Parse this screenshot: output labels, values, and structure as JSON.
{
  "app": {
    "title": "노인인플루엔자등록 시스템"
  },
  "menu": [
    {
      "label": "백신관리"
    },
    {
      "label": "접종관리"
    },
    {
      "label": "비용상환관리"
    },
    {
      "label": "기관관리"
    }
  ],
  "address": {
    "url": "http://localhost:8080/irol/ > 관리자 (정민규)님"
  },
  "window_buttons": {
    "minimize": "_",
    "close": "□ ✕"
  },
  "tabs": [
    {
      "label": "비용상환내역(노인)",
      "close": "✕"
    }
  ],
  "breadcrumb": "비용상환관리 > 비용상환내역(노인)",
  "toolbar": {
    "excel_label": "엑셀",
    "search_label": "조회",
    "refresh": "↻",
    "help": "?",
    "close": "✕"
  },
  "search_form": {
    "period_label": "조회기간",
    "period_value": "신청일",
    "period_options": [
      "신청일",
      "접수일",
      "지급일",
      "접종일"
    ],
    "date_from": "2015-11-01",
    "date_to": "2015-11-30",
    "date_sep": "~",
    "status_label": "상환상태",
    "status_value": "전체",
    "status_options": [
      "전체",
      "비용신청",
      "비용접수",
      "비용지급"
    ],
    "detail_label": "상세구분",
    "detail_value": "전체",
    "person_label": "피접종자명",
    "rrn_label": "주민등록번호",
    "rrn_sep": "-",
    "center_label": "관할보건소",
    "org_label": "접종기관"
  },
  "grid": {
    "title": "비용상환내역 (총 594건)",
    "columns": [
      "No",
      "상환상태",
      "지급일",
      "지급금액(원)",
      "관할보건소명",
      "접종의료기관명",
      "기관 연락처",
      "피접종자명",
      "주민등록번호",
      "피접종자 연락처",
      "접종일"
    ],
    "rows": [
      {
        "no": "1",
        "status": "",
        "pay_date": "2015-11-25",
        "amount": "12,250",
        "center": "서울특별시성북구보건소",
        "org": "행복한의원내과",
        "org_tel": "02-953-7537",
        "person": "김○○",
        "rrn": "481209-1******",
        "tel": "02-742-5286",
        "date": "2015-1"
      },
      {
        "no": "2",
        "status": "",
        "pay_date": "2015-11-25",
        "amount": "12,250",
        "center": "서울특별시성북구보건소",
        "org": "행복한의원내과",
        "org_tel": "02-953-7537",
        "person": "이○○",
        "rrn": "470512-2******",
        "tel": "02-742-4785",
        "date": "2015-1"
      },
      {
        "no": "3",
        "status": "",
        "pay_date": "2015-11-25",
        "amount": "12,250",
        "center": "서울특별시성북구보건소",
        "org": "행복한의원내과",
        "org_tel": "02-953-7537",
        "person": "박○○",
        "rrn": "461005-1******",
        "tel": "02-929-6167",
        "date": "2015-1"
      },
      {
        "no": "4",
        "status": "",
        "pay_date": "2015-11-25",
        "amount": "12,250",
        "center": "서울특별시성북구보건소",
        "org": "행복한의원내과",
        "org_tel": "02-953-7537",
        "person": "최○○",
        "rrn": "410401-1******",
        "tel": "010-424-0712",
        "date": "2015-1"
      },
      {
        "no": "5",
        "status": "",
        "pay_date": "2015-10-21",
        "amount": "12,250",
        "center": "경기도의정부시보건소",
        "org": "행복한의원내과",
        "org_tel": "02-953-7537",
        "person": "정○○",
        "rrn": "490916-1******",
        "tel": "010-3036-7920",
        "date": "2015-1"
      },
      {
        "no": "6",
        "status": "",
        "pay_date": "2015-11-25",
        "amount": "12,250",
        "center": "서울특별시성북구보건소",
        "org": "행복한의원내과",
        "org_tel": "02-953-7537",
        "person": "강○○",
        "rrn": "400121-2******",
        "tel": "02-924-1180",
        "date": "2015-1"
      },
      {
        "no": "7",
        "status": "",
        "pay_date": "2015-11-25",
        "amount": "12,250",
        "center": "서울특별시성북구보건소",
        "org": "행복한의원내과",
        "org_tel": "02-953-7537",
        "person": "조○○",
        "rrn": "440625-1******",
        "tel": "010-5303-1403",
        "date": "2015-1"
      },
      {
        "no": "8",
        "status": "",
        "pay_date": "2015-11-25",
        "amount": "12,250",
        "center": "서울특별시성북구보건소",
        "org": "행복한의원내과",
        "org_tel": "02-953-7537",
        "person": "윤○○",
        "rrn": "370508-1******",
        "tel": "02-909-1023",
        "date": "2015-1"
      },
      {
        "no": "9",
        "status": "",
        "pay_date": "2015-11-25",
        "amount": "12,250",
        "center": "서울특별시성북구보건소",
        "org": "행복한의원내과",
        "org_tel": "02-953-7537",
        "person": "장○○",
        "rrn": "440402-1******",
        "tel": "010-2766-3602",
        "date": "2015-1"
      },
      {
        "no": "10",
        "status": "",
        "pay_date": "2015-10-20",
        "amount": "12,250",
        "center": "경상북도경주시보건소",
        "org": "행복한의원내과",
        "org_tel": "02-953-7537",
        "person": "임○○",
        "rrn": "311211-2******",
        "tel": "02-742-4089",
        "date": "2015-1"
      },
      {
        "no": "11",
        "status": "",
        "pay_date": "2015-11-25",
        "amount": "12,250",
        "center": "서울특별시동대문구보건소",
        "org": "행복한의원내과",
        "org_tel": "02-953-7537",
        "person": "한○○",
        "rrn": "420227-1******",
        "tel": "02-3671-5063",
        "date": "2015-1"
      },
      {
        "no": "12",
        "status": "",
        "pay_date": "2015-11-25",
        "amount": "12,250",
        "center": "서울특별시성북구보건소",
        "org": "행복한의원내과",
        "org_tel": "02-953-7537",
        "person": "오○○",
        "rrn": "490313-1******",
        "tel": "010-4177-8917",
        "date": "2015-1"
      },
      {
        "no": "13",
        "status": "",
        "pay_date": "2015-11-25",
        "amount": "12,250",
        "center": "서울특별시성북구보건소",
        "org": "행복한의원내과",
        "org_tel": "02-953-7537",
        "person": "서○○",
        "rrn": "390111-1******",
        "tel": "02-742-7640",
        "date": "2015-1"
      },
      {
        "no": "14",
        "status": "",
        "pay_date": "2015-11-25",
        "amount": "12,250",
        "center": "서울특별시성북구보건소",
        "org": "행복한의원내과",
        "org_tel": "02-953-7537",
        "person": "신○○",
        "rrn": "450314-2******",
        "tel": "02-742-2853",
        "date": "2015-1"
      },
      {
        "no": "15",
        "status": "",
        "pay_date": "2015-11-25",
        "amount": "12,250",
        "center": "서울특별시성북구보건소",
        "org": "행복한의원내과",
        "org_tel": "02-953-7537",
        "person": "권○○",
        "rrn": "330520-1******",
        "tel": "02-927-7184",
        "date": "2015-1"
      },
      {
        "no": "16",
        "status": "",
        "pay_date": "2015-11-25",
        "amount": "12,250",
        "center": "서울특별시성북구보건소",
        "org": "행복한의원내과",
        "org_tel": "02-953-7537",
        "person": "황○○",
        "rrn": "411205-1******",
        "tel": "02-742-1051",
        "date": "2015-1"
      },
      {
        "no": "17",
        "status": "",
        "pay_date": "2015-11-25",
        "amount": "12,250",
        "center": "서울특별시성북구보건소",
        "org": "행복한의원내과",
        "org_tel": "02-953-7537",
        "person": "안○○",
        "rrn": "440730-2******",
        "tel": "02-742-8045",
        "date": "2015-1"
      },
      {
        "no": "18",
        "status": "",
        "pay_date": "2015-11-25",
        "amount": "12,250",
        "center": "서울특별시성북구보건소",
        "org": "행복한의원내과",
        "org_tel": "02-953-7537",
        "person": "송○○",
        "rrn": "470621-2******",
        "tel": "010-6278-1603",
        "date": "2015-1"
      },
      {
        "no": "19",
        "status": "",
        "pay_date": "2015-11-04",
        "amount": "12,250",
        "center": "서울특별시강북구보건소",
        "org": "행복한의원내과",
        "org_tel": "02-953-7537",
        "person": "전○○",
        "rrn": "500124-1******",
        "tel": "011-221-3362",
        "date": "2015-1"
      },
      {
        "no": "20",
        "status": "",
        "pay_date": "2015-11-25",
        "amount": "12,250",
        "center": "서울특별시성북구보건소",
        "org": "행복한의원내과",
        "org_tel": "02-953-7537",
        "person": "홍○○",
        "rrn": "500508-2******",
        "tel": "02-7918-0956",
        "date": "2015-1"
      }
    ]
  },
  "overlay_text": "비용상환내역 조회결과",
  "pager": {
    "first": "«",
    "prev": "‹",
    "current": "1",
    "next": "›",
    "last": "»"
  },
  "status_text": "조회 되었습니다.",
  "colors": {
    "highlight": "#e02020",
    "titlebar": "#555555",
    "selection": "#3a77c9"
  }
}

━━━━━━

→ What this task involves: Extract every line containing the string "비용상환내역" from the material.

→ Complete answer:
      "label": "비용상환내역(노인)",
  "breadcrumb": "비용상환관리 > 비용상환내역(노인)",
    "title": "비용상환내역 (총 594건)",
  "overlay_text": "비용상환내역 조회결과",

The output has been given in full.